"""
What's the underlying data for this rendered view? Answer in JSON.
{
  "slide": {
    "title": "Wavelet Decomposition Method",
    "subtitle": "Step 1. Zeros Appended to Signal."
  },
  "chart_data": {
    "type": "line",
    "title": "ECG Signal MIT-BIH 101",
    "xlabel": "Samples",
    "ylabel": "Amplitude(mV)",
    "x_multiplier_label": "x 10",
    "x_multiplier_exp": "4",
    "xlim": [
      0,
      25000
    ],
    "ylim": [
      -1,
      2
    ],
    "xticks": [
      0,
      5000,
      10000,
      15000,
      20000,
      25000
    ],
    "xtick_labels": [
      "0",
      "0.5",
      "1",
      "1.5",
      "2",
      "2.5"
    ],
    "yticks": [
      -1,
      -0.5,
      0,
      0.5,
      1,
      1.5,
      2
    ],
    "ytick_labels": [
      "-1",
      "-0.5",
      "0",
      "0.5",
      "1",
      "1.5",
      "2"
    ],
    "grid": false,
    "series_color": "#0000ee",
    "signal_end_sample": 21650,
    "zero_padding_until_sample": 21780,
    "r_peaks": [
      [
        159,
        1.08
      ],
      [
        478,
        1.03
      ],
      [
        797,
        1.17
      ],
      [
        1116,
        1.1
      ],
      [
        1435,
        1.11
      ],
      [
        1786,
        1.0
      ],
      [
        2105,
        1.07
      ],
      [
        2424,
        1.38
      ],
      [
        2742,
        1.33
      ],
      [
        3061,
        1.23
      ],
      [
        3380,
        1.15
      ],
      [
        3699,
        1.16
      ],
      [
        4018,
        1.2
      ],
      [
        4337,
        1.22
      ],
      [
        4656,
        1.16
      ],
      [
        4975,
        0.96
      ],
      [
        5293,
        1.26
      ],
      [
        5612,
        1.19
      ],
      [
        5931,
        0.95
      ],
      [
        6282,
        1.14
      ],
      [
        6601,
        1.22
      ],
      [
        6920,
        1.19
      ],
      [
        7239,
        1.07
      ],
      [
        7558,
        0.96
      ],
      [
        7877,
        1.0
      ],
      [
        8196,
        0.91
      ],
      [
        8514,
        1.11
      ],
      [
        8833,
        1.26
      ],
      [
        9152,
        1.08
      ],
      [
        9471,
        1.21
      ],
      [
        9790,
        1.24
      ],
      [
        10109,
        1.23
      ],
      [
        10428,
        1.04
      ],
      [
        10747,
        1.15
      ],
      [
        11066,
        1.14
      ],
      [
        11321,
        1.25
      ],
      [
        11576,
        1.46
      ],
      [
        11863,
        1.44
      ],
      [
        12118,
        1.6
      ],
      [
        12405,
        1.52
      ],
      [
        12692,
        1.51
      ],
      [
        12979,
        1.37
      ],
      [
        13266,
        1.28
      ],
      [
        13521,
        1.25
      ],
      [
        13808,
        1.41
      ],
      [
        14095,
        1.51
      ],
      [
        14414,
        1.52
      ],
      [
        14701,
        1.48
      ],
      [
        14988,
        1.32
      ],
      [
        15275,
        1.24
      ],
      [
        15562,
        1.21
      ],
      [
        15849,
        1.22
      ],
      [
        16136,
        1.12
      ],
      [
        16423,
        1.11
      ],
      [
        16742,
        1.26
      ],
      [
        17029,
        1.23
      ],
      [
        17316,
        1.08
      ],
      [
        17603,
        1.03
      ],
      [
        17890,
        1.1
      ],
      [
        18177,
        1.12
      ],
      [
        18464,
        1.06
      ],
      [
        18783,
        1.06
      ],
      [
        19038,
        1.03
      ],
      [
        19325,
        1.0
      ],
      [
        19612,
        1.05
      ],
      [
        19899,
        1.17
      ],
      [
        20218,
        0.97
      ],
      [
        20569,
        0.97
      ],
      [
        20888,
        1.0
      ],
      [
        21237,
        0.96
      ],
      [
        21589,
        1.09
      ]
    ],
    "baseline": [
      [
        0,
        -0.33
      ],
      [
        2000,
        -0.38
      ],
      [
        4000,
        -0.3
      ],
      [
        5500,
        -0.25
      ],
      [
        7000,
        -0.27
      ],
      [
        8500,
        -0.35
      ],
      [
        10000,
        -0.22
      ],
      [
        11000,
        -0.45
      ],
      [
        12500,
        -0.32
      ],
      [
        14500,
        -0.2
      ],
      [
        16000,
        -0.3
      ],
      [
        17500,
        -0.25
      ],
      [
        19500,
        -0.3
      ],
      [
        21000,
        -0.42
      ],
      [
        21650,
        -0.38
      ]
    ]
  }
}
"""
— What to do —
Return all of the entries exactly as written.

— Output of the task —
What's the underlying data for this rendered view? Answer in JSON.
{
  "slide": {
    "title": "Wavelet Decomposition Method",
    "subtitle": "Step 1. Zeros Appended to Signal."
  },
  "chart_data": {
    "type": "line",
    "title": "ECG Signal MIT-BIH 101",
    "xlabel": "Samples",
    "ylabel": "Amplitude(mV)",
    "x_multiplier_label": "x 10",
    "x_multiplier_exp": "4",
    "xlim": [
      0,
      25000
    ],
    "ylim": [
      -1,
      2
    ],
    "xticks": [
      0,
      5000,
      10000,
      15000,
      20000,
      25000
    ],
    "xtick_labels": [
      "0",
      "0.5",
      "1",
      "1.5",
      "2",
      "2.5"
    ],
    "yticks": [
      -1,
      -0.5,
      0,
      0.5,
      1,
      1.5,
      2
    ],
    "ytick_labels": [
      "-1",
      "-0.5",
      "0",
      "0.5",
      "1",
      "1.5",
      "2"
    ],
    "grid": false,
    "series_color": "#0000ee",
    "signal_end_sample": 21650,
    "zero_padding_until_sample": 21780,
    "r_peaks": [
      [
        159,
        1.08
      ],
      [
        478,
        1.03
      ],
      [
        797,
        1.17
      ],
      [
        1116,
        1.1
      ],
      [
        1435,
        1.11
      ],
      [
        1786,
        1.0
      ],
      [
        2105,
        1.07
      ],
      [
        2424,
        1.38
      ],
      [
        2742,
        1.33
      ],
      [
        3061,
        1.23
      ],
      [
        3380,
        1.15
      ],
      [
        3699,
        1.16
      ],
      [
        4018,
        1.2
      ],
      [
        4337,
        1.22
      ],
      [
        4656,
        1.16
      ],
      [
        4975,
        0.96
      ],
      [
        5293,
        1.26
      ],
      [
        5612,
        1.19
      ],
      [
        5931,
        0.95
      ],
      [
        6282,
        1.14
      ],
      [
        6601,
        1.22
      ],
      [
        6920,
        1.19
      ],
      [
        7239,
        1.07
      ],
      [
        7558,
        0.96
      ],
      [
        7877,
        1.0
      ],
      [
        8196,
        0.91
      ],
      [
        8514,
        1.11
      ],
      [
        8833,
        1.26
      ],
      [
        9152,
        1.08
      ],
      [
        9471,
        1.21
      ],
      [
        9790,
        1.24
      ],
      [
        10109,
        1.23
      ],
      [
        10428,
        1.04
      ],
      [
        10747,
        1.15
      ],
      [
        11066,
        1.14
      ],
      [
        11321,
        1.25
      ],
      [
        11576,
        1.46
      ],
      [
        11863,
        1.44
      ],
      [
        12118,
        1.6
      ],
      [
        12405,
        1.52
      ],
      [
        12692,
        1.51
      ],
      [
        12979,
        1.37
      ],
      [
        13266,
        1.28
      ],
      [
        13521,
        1.25
      ],
      [
        13808,
        1.41
      ],
      [
        14095,
        1.51
      ],
      [
        14414,
        1.52
      ],
      [
        14701,
        1.48
      ],
      [
        14988,
        1.32
      ],
      [
        15275,
        1.24
      ],
      [
        15562,
        1.21
      ],
      [
        15849,
        1.22
      ],
      [
        16136,
        1.12
      ],
      [
        16423,
        1.11
      ],
      [
        16742,
        1.26
      ],
      [
        17029,
        1.23
      ],
      [
        17316,
        1.08
      ],
      [
        17603,
        1.03
      ],
      [
        17890,
        1.1
      ],
      [
        18177,
        1.12
      ],
      [
        18464,
        1.06
      ],
      [
        18783,
        1.06
      ],
      [
        19038,
        1.03
      ],
      [
        19325,
        1.0
      ],
      [
        19612,
        1.05
      ],
      [
        19899,
        1.17
      ],
      [
        20218,
        0.97
      ],
      [
        20569,
        0.97
      ],
      [
        20888,
        1.0
      ],
      [
        21237,
        0.96
      ],
      [
        21589,
        1.09
      ]
    ],
    "baseline": [
      [
        0,
        -0.33
      ],
      [
        2000,
        -0.38
      ],
      [
        4000,
        -0.3
      ],
      [
        5500,
        -0.25
      ],
      [
        7000,
        -0.27
      ],
      [
        8500,
        -0.35
      ],
      [
        10000,
        -0.22
      ],
      [
        11000,
        -0.45
      ],
      [
        12500,
        -0.32
      ],
      [
        14500,
        -0.2
      ],
      [
        16000,
        -0.3
      ],
      [
        17500,
        -0.25
      ],
      [
        19500,
        -0.3
      ],
      [
        21000,
        -0.42
      ],
      [
        21650,
        -0.38
      ]
    ]
  }
}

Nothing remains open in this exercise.